- Work required
Wherever the string "noise" appears in a line, extract that line.

☆ ☆ ☆ ☆

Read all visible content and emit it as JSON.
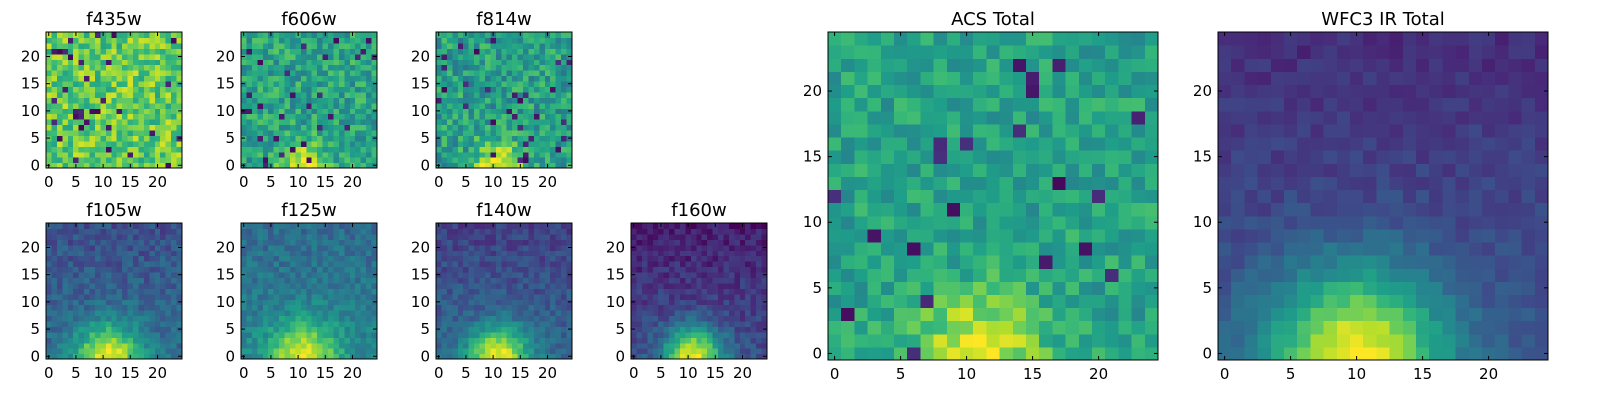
{
  "figure": {
    "colormap": "viridis",
    "colormap_stops": [
      "#440154",
      "#482878",
      "#3e4989",
      "#31688e",
      "#26828e",
      "#1f9e89",
      "#35b779",
      "#6ece58",
      "#b5de2b",
      "#fde725"
    ],
    "frame_color": "#000000"
  },
  "chart_data": [
    {
      "type": "heatmap",
      "title": "f435w",
      "grid_size": 25,
      "xlim": [
        -0.5,
        24.5
      ],
      "ylim": [
        -0.5,
        24.5
      ],
      "xticks": [
        0,
        5,
        10,
        15,
        20
      ],
      "xtick_labels": [
        "0",
        "5",
        "10",
        "15",
        "20"
      ],
      "yticks": [
        0,
        5,
        10,
        15,
        20
      ],
      "ytick_labels": [
        "0",
        "5",
        "10",
        "15",
        "20"
      ],
      "field": {
        "base": 0.76,
        "noise": 0.18,
        "seed": 11,
        "blob_center": [
          11,
          0
        ],
        "blob_peak": 0.0,
        "blob_sigma": 3.5,
        "top_dim": 0.0,
        "dark_fraction": 0.05
      }
    },
    {
      "type": "heatmap",
      "title": "f606w",
      "grid_size": 25,
      "xlim": [
        -0.5,
        24.5
      ],
      "ylim": [
        -0.5,
        24.5
      ],
      "xticks": [
        0,
        5,
        10,
        15,
        20
      ],
      "xtick_labels": [
        "0",
        "5",
        "10",
        "15",
        "20"
      ],
      "yticks": [
        0,
        5,
        10,
        15,
        20
      ],
      "ytick_labels": [
        "0",
        "5",
        "10",
        "15",
        "20"
      ],
      "field": {
        "base": 0.58,
        "noise": 0.16,
        "seed": 23,
        "blob_center": [
          11,
          0
        ],
        "blob_peak": 0.42,
        "blob_sigma": 2.8,
        "top_dim": 0.0,
        "dark_fraction": 0.04
      }
    },
    {
      "type": "heatmap",
      "title": "f814w",
      "grid_size": 25,
      "xlim": [
        -0.5,
        24.5
      ],
      "ylim": [
        -0.5,
        24.5
      ],
      "xticks": [
        0,
        5,
        10,
        15,
        20
      ],
      "xtick_labels": [
        "0",
        "5",
        "10",
        "15",
        "20"
      ],
      "yticks": [
        0,
        5,
        10,
        15,
        20
      ],
      "ytick_labels": [
        "0",
        "5",
        "10",
        "15",
        "20"
      ],
      "field": {
        "base": 0.56,
        "noise": 0.17,
        "seed": 37,
        "blob_center": [
          11,
          0
        ],
        "blob_peak": 0.45,
        "blob_sigma": 3.0,
        "top_dim": 0.0,
        "dark_fraction": 0.04
      }
    },
    {
      "type": "heatmap",
      "title": "f105w",
      "grid_size": 25,
      "xlim": [
        -0.5,
        24.5
      ],
      "ylim": [
        -0.5,
        24.5
      ],
      "xticks": [
        0,
        5,
        10,
        15,
        20
      ],
      "xtick_labels": [
        "0",
        "5",
        "10",
        "15",
        "20"
      ],
      "yticks": [
        0,
        5,
        10,
        15,
        20
      ],
      "ytick_labels": [
        "0",
        "5",
        "10",
        "15",
        "20"
      ],
      "field": {
        "base": 0.36,
        "noise": 0.09,
        "seed": 41,
        "blob_center": [
          11,
          0
        ],
        "blob_peak": 0.62,
        "blob_sigma": 4.2,
        "top_dim": 0.12,
        "dark_fraction": 0.0
      }
    },
    {
      "type": "heatmap",
      "title": "f125w",
      "grid_size": 25,
      "xlim": [
        -0.5,
        24.5
      ],
      "ylim": [
        -0.5,
        24.5
      ],
      "xticks": [
        0,
        5,
        10,
        15,
        20
      ],
      "xtick_labels": [
        "0",
        "5",
        "10",
        "15",
        "20"
      ],
      "yticks": [
        0,
        5,
        10,
        15,
        20
      ],
      "ytick_labels": [
        "0",
        "5",
        "10",
        "15",
        "20"
      ],
      "field": {
        "base": 0.45,
        "noise": 0.09,
        "seed": 53,
        "blob_center": [
          11,
          0
        ],
        "blob_peak": 0.52,
        "blob_sigma": 4.4,
        "top_dim": 0.1,
        "dark_fraction": 0.0
      }
    },
    {
      "type": "heatmap",
      "title": "f140w",
      "grid_size": 25,
      "xlim": [
        -0.5,
        24.5
      ],
      "ylim": [
        -0.5,
        24.5
      ],
      "xticks": [
        0,
        5,
        10,
        15,
        20
      ],
      "xtick_labels": [
        "0",
        "5",
        "10",
        "15",
        "20"
      ],
      "yticks": [
        0,
        5,
        10,
        15,
        20
      ],
      "ytick_labels": [
        "0",
        "5",
        "10",
        "15",
        "20"
      ],
      "field": {
        "base": 0.33,
        "noise": 0.08,
        "seed": 67,
        "blob_center": [
          11,
          0
        ],
        "blob_peak": 0.65,
        "blob_sigma": 4.0,
        "top_dim": 0.14,
        "dark_fraction": 0.0
      }
    },
    {
      "type": "heatmap",
      "title": "f160w",
      "grid_size": 25,
      "xlim": [
        -0.5,
        24.5
      ],
      "ylim": [
        -0.5,
        24.5
      ],
      "xticks": [
        0,
        5,
        10,
        15,
        20
      ],
      "xtick_labels": [
        "0",
        "5",
        "10",
        "15",
        "20"
      ],
      "yticks": [
        0,
        5,
        10,
        15,
        20
      ],
      "ytick_labels": [
        "0",
        "5",
        "10",
        "15",
        "20"
      ],
      "field": {
        "base": 0.24,
        "noise": 0.08,
        "seed": 79,
        "blob_center": [
          11,
          0
        ],
        "blob_peak": 0.74,
        "blob_sigma": 3.8,
        "top_dim": 0.16,
        "dark_fraction": 0.0
      }
    },
    {
      "type": "heatmap",
      "title": "ACS Total",
      "grid_size": 25,
      "xlim": [
        -0.5,
        24.5
      ],
      "ylim": [
        -0.5,
        24.5
      ],
      "xticks": [
        0,
        5,
        10,
        15,
        20
      ],
      "xtick_labels": [
        "0",
        "5",
        "10",
        "15",
        "20"
      ],
      "yticks": [
        0,
        5,
        10,
        15,
        20
      ],
      "ytick_labels": [
        "0",
        "5",
        "10",
        "15",
        "20"
      ],
      "field": {
        "base": 0.58,
        "noise": 0.12,
        "seed": 97,
        "blob_center": [
          11,
          0
        ],
        "blob_peak": 0.4,
        "blob_sigma": 3.2,
        "top_dim": 0.0,
        "dark_fraction": 0.035
      }
    },
    {
      "type": "heatmap",
      "title": "WFC3 IR Total",
      "grid_size": 25,
      "xlim": [
        -0.5,
        24.5
      ],
      "ylim": [
        -0.5,
        24.5
      ],
      "xticks": [
        0,
        5,
        10,
        15,
        20
      ],
      "xtick_labels": [
        "0",
        "5",
        "10",
        "15",
        "20"
      ],
      "yticks": [
        0,
        5,
        10,
        15,
        20
      ],
      "ytick_labels": [
        "0",
        "5",
        "10",
        "15",
        "20"
      ],
      "field": {
        "base": 0.27,
        "noise": 0.05,
        "seed": 113,
        "blob_center": [
          10,
          0
        ],
        "blob_peak": 0.72,
        "blob_sigma": 4.6,
        "top_dim": 0.14,
        "dark_fraction": 0.0
      }
    }
  ]
}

☆ ☆ ☆ ☆

- Task result
        "noise": 0.18,
        "noise": 0.16,
        "noise": 0.17,
        "noise": 0.09,
        "noise": 0.09,
        "noise": 0.08,
        "noise": 0.08,
        "noise": 0.12,
        "noise": 0.05,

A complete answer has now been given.